Problems:
**1.** List every date in the Surprise Canyon Road excerpt that gives at least a month and a year, each date listed once.
**2.** Decide whether each statement agrees with the Surprise Canyon Road excerpt. Give yes or no for each and quote the words that settle it.
(a) The interim report exempted law enforcement vehicles from the proposed closure.
(b) Landowners near Panamint City were to receive a key to the gate.
(c) Plaintiff Lollich applied for a right-of-way to the National Park Service alone.
**3.** Answer these questions from the Surprise Canyon Road excerpt:
(a) Who, according to the BLM 2001 Report, would be issued a key to the gate?
(b) In what month and year did Plaintiff Lollich apply for a right-of-way?
(c) In what year did the BLM close Surprise Canyon Road?

Page excerpt:

┄┄┄┄┄┄┄┄┄┄

On May 23, 2001, the BLM published its "Environmental Assessment for the Proposed Interim Closure of Surprise Canyon Route P 71 Panamint Range, Inyo, California to Motorized Vehicle Use," (May 23, 2001) ("BLM 2001 Report"). That interim report proposed closing Surprise Canyon Road to all motorized vehicle use, but granted an exemption to this rule for law enforcement and other emergency vehicles. The proposed closure also provided an exemption for the owners of private property located in the vicinity of Panamint city for purposes of accessing their property. According to the BLM 2001 Report, landowners in the area of Panamint City would be issued a key to the gate, with stipulations deemed necessary to reduce the impact of motorized vehicle use on Surprise Canyon. BLM installed a gate prohibiting vehicle access to Surprise Canyon Road shortly after May 29, 2001.

After purchasing the mineral claims, Plaintiff Lollich sought to gain entry to Surprise Canyon Road via motorized vehicle and applied for a permit with the BLM Regional Office. In December 2003, Plaintiff Lollich applied to the BLM and National Park Service (NPS) for the grant of a right-of-way. Plaintiff has been unable to access his property by motorized vehicle since the BLM closed Surprise Canyon Road in 2001.

┄┄┄┄┄┄┄┄┄┄

Information supplied:
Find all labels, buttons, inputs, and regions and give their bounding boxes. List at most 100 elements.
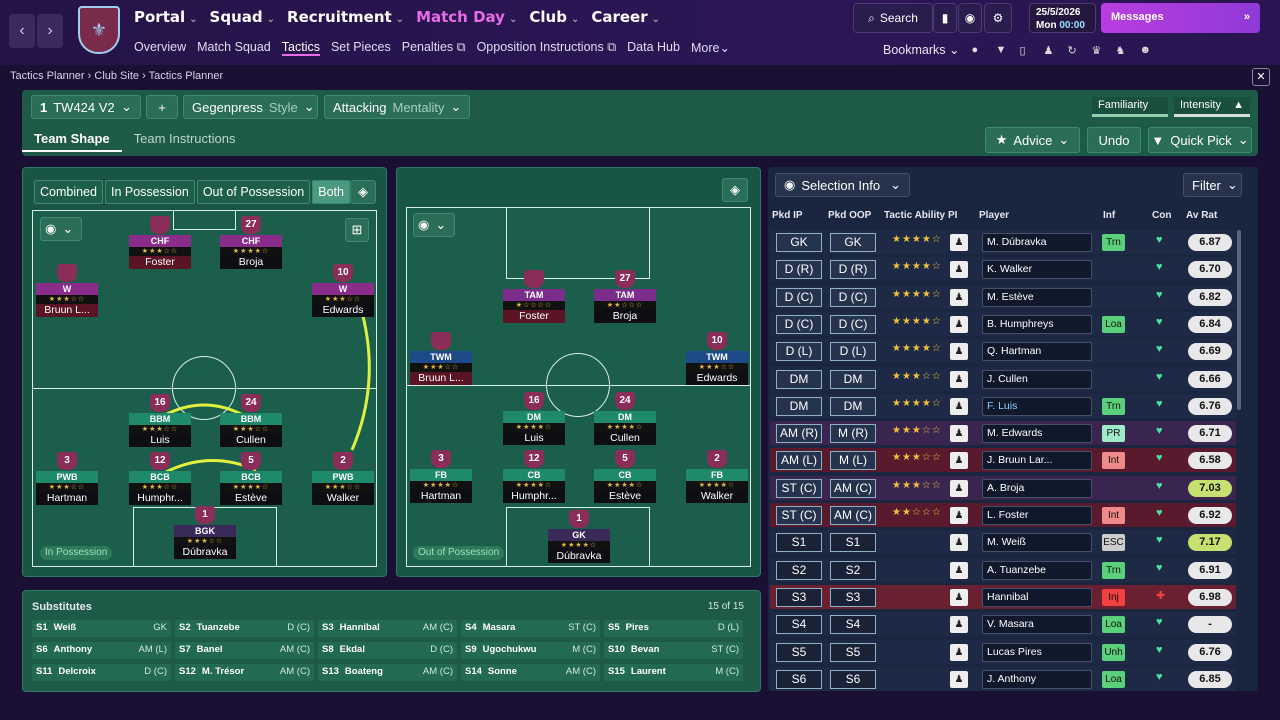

┄┄┄┄┄┄┄┄┄┄

Exercise solutions:
**1.**
May 23, 2001
May 29, 2001
December 2003

**2.**
(a) Yes: "granted an exemption to this rule for law enforcement and other emergency vehicles"
(b) Yes: "landowners in the area of Panamint City would be issued a key to the gate"
(c) No: "Plaintiff Lollich applied to the BLM and National Park Service (NPS) for the grant of a right-of-way"

**3.**
(a) Landowners in the area of Panamint City
(b) December 2003
(c) 2001